Problem description —
Go through the entries one line at a time, and gather every line that has the word "ylabel".

## Begin Data to use

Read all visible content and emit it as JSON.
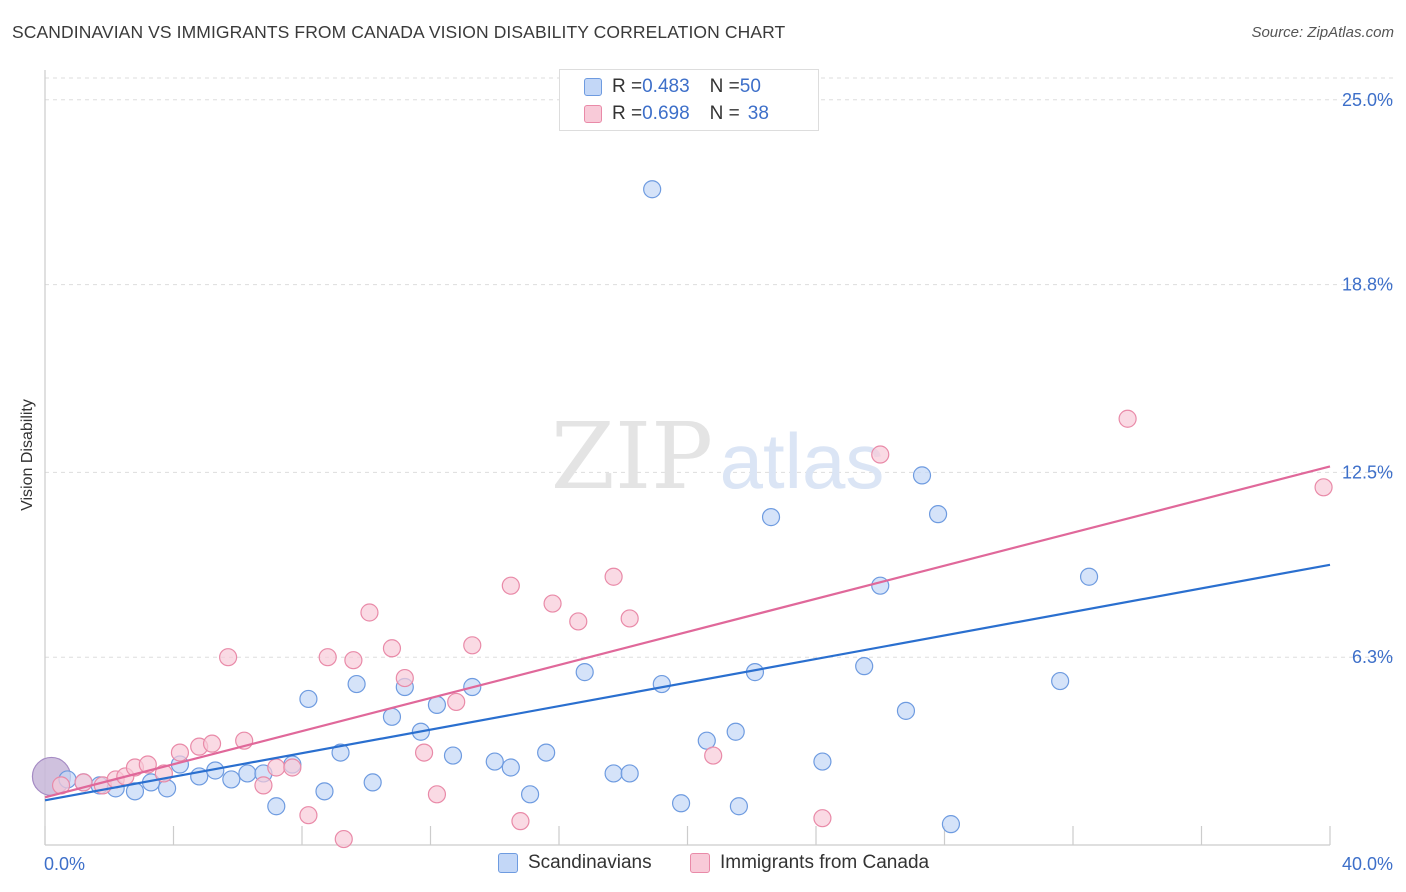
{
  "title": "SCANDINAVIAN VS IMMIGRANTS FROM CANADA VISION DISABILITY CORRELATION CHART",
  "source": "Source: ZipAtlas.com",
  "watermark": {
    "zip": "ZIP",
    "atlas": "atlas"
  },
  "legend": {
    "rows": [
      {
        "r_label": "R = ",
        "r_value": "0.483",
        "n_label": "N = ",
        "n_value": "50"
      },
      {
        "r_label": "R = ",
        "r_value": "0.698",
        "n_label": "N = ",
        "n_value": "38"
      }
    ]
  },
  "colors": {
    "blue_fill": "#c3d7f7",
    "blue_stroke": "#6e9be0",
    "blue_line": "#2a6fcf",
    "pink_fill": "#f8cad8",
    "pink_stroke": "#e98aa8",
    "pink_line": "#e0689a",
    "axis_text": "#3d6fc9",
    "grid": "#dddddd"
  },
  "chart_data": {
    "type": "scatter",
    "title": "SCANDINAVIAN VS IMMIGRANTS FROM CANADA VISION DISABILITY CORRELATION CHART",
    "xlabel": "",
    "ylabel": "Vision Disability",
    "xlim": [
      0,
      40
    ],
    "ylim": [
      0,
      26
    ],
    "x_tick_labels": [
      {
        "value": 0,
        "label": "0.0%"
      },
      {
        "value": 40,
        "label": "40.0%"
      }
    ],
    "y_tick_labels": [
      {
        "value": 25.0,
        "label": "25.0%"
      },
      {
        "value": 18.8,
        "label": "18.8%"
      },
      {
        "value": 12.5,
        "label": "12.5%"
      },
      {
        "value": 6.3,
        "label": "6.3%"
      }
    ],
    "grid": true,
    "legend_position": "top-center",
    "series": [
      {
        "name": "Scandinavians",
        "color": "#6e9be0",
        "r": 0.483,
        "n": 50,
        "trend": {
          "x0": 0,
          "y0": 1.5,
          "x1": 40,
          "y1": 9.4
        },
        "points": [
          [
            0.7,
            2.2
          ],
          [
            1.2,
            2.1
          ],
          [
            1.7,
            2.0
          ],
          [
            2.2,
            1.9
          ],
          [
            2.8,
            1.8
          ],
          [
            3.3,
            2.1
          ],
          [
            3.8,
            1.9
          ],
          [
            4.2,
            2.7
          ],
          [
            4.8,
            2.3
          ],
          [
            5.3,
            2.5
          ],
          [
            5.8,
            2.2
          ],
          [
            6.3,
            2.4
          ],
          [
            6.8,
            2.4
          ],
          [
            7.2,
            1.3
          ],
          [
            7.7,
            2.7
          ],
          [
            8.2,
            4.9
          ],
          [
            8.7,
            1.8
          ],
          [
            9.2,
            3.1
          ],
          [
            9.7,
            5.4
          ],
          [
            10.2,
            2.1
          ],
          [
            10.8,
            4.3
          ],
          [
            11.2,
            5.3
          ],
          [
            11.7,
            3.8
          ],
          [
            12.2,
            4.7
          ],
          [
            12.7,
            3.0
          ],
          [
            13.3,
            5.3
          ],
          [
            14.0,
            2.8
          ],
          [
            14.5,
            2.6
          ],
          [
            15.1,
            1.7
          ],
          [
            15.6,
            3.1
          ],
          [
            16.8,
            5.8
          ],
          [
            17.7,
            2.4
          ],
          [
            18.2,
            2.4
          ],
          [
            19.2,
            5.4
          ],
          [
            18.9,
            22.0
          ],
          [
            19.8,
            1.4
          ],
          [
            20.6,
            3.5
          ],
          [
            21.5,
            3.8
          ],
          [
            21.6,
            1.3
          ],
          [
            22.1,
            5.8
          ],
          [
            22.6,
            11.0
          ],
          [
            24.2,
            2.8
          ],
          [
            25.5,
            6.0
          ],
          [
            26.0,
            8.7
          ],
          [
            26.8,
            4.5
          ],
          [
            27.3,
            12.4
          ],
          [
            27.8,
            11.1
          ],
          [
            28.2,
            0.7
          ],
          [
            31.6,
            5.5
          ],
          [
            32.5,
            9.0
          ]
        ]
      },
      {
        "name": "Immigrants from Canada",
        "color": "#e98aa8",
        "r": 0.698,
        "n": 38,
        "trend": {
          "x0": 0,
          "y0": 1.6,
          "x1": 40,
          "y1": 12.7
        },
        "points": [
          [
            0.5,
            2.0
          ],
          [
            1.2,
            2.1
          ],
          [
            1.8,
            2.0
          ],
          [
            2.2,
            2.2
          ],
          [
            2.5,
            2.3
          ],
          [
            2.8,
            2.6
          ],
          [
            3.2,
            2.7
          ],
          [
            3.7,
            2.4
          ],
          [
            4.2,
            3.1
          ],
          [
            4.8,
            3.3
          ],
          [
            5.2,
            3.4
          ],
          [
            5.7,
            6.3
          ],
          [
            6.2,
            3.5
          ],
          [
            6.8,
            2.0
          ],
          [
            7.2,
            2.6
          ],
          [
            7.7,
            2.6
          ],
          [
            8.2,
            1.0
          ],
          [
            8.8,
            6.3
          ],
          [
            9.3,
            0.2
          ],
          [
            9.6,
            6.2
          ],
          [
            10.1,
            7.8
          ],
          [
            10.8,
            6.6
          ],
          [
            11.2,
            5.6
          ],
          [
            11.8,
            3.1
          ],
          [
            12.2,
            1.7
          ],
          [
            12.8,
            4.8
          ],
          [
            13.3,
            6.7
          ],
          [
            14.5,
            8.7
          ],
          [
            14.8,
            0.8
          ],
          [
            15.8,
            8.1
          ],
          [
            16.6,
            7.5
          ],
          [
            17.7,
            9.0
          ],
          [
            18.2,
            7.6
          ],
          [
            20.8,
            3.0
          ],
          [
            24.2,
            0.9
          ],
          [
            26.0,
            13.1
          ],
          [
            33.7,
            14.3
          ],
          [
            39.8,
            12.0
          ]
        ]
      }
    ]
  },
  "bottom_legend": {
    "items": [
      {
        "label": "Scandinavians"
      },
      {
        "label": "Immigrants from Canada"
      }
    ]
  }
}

## End Data to use
## Begin Data to use

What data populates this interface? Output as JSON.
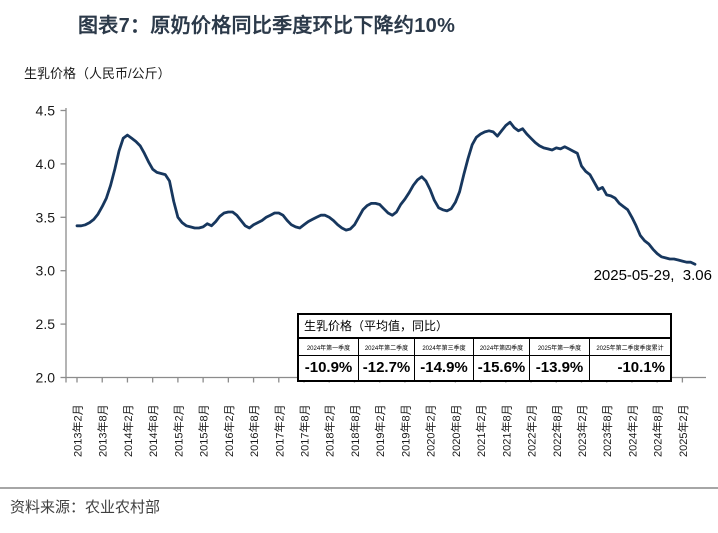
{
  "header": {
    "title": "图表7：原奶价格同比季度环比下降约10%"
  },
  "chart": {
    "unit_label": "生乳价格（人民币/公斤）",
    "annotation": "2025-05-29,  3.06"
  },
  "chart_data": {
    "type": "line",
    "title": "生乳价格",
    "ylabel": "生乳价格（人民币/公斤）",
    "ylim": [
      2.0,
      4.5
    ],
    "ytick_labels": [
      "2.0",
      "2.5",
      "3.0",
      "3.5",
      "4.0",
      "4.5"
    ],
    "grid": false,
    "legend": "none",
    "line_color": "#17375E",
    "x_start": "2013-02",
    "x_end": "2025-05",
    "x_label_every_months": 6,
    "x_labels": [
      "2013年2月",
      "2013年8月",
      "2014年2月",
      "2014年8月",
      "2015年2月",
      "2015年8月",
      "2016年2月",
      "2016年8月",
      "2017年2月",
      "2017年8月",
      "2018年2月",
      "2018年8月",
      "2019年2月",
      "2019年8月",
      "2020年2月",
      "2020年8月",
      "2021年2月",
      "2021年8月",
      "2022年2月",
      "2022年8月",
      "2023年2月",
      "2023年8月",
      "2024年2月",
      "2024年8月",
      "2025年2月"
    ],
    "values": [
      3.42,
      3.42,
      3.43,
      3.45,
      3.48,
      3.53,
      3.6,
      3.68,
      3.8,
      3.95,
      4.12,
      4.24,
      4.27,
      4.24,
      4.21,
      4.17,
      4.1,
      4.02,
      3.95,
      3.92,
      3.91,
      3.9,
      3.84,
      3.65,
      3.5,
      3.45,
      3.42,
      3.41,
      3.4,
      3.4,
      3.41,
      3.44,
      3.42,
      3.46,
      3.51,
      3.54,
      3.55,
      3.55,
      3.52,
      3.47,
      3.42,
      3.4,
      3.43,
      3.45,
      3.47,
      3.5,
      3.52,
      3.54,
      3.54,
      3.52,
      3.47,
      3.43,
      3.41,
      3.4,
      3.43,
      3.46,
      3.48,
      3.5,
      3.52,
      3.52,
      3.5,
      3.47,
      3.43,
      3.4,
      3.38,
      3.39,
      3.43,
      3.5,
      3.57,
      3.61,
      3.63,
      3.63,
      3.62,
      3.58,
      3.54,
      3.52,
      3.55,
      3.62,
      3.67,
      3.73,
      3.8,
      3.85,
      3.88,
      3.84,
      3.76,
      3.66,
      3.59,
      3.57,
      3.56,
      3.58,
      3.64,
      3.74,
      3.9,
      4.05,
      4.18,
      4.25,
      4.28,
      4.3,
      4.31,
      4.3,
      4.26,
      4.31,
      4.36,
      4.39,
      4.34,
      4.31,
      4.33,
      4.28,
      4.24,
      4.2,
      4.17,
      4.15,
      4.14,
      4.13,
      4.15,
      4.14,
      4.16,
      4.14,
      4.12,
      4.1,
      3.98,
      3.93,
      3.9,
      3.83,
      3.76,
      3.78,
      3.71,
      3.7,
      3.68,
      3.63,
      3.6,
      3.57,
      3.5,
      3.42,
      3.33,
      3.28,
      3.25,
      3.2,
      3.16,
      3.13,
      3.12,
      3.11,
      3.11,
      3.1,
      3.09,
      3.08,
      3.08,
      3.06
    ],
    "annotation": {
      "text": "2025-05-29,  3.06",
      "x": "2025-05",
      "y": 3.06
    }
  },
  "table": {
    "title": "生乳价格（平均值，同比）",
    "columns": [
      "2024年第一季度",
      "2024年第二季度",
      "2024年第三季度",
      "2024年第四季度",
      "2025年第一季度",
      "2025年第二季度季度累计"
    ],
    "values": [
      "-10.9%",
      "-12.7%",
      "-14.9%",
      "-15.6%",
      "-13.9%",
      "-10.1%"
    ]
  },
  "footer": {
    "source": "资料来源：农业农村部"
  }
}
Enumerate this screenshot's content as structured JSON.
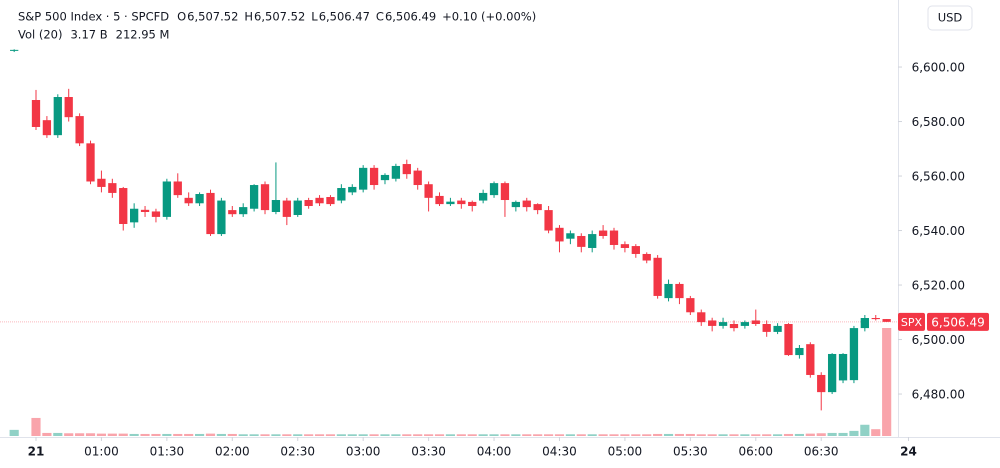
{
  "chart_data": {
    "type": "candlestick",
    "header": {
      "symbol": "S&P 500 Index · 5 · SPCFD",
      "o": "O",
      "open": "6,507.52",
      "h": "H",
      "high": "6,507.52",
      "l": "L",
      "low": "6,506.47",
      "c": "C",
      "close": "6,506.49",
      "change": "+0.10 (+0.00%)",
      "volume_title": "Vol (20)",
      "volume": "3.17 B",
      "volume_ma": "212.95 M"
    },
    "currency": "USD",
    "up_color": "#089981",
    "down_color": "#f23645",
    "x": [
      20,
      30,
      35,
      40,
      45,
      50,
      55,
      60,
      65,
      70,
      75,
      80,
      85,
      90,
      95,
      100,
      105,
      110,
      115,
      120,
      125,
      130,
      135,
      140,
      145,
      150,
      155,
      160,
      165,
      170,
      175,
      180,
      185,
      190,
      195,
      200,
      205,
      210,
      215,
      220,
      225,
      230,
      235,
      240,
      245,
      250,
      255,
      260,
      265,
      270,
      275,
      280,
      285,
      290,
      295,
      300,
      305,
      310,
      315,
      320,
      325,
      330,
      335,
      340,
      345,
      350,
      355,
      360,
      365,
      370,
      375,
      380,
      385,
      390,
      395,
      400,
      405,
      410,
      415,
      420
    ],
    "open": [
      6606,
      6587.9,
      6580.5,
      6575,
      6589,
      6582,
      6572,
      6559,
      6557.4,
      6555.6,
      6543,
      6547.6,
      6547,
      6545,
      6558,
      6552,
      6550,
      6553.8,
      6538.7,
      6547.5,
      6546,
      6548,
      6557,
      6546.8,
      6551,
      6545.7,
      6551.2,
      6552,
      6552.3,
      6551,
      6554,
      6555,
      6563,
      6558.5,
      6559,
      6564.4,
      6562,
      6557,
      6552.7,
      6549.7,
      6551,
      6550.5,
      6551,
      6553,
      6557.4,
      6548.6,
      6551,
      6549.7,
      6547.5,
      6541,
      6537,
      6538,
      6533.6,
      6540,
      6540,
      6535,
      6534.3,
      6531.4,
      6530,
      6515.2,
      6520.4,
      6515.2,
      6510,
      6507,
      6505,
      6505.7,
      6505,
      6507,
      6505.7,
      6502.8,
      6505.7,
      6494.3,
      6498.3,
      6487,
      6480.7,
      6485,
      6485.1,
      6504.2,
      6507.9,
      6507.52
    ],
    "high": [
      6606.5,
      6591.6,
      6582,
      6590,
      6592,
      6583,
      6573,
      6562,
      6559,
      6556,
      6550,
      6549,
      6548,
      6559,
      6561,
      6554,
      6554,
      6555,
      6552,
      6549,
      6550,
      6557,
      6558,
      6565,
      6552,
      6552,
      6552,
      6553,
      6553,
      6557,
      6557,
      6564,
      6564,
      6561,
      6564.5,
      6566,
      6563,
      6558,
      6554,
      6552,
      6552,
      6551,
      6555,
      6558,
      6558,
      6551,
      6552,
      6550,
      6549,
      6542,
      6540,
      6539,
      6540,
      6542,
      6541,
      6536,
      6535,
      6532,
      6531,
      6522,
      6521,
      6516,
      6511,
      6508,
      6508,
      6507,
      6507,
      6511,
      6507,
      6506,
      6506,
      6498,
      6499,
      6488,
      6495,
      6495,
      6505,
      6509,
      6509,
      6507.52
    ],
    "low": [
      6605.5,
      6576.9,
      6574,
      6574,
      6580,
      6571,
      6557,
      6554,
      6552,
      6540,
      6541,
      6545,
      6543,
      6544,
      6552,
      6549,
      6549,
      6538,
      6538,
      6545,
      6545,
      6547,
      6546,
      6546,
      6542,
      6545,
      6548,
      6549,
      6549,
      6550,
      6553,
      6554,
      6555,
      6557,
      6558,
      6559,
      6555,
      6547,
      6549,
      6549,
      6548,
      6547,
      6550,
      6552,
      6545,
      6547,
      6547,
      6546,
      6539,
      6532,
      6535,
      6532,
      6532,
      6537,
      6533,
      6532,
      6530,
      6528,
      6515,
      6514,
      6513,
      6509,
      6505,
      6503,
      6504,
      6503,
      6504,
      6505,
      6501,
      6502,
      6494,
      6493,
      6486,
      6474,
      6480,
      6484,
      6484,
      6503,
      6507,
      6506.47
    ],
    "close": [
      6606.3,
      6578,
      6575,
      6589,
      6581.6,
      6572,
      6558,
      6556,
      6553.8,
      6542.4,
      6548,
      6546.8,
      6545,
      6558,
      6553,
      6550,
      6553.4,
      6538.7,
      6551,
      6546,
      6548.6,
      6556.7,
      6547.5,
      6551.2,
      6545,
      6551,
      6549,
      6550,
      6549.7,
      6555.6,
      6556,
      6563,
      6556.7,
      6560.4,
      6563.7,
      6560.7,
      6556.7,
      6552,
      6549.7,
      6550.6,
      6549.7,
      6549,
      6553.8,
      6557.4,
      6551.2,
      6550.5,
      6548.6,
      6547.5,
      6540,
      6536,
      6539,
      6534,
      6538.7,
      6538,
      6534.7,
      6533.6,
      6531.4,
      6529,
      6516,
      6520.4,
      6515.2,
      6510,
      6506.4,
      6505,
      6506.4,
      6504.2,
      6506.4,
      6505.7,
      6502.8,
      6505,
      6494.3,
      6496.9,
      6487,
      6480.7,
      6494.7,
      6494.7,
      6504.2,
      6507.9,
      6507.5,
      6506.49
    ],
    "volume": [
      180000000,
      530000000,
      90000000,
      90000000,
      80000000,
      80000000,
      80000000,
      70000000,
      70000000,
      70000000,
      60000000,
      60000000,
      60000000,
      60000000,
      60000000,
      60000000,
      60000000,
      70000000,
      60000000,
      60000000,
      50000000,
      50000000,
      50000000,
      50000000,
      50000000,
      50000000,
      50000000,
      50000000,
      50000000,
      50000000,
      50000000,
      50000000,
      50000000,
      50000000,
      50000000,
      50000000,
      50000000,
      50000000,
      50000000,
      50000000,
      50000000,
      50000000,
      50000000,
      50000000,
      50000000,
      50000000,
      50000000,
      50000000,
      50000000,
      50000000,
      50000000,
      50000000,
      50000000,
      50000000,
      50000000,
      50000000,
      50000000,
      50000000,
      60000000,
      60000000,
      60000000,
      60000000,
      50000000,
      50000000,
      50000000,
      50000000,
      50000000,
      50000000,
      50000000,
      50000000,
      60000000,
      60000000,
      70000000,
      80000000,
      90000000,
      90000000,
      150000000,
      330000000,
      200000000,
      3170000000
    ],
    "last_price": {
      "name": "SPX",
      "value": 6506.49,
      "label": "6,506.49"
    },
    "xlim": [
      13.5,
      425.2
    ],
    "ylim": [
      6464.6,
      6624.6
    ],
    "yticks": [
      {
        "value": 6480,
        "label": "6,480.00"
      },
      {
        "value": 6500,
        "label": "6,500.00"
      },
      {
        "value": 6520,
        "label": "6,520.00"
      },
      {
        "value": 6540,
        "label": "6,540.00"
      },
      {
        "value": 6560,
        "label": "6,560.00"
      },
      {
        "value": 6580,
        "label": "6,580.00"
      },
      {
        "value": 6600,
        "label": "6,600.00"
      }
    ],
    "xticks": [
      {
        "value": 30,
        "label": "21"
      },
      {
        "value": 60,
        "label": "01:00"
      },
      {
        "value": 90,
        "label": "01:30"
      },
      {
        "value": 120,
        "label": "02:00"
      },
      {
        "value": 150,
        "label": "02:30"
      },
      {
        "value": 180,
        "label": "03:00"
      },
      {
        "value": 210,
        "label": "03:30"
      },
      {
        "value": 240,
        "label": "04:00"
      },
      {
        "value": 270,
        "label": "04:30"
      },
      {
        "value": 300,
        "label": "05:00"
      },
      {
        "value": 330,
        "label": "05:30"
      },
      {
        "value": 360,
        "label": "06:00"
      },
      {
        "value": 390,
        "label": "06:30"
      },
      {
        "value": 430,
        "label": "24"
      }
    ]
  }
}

## End Data to use

The response —
    "ylabel": "Vision Disability",
    "ylabel": "生乳价格（人民币/公斤）",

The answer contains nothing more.